WHAT IS NEEDED –
All records should be reproduced verbatim.

ENTRIES –
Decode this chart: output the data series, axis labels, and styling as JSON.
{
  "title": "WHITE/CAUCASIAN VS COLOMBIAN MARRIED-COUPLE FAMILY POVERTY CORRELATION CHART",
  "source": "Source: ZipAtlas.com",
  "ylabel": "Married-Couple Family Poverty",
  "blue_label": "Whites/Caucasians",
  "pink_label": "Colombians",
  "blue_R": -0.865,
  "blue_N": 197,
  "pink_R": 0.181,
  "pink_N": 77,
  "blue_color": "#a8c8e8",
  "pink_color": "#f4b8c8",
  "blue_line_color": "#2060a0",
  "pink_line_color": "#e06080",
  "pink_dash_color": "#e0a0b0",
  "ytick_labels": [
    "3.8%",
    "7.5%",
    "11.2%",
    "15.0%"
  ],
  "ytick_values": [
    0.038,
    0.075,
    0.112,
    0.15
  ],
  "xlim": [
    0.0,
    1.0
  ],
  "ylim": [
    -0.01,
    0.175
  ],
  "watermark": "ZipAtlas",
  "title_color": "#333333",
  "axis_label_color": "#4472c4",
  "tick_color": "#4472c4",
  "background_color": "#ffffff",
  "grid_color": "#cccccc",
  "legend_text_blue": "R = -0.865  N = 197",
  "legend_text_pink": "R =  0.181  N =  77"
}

REPLY –
Decode this chart: output the data series, axis labels, and styling as JSON.
{
  "title": "WHITE/CAUCASIAN VS COLOMBIAN MARRIED-COUPLE FAMILY POVERTY CORRELATION CHART",
  "source": "Source: ZipAtlas.com",
  "ylabel": "Married-Couple Family Poverty",
  "blue_label": "Whites/Caucasians",
  "pink_label": "Colombians",
  "blue_R": -0.865,
  "blue_N": 197,
  "pink_R": 0.181,
  "pink_N": 77,
  "blue_color": "#a8c8e8",
  "pink_color": "#f4b8c8",
  "blue_line_color": "#2060a0",
  "pink_line_color": "#e06080",
  "pink_dash_color": "#e0a0b0",
  "ytick_labels": [
    "3.8%",
    "7.5%",
    "11.2%",
    "15.0%"
  ],
  "ytick_values": [
    0.038,
    0.075,
    0.112,
    0.15
  ],
  "xlim": [
    0.0,
    1.0
  ],
  "ylim": [
    -0.01,
    0.175
  ],
  "watermark": "ZipAtlas",
  "title_color": "#333333",
  "axis_label_color": "#4472c4",
  "tick_color": "#4472c4",
  "background_color": "#ffffff",
  "grid_color": "#cccccc",
  "legend_text_blue": "R = -0.865  N = 197",
  "legend_text_pink": "R =  0.181  N =  77"
}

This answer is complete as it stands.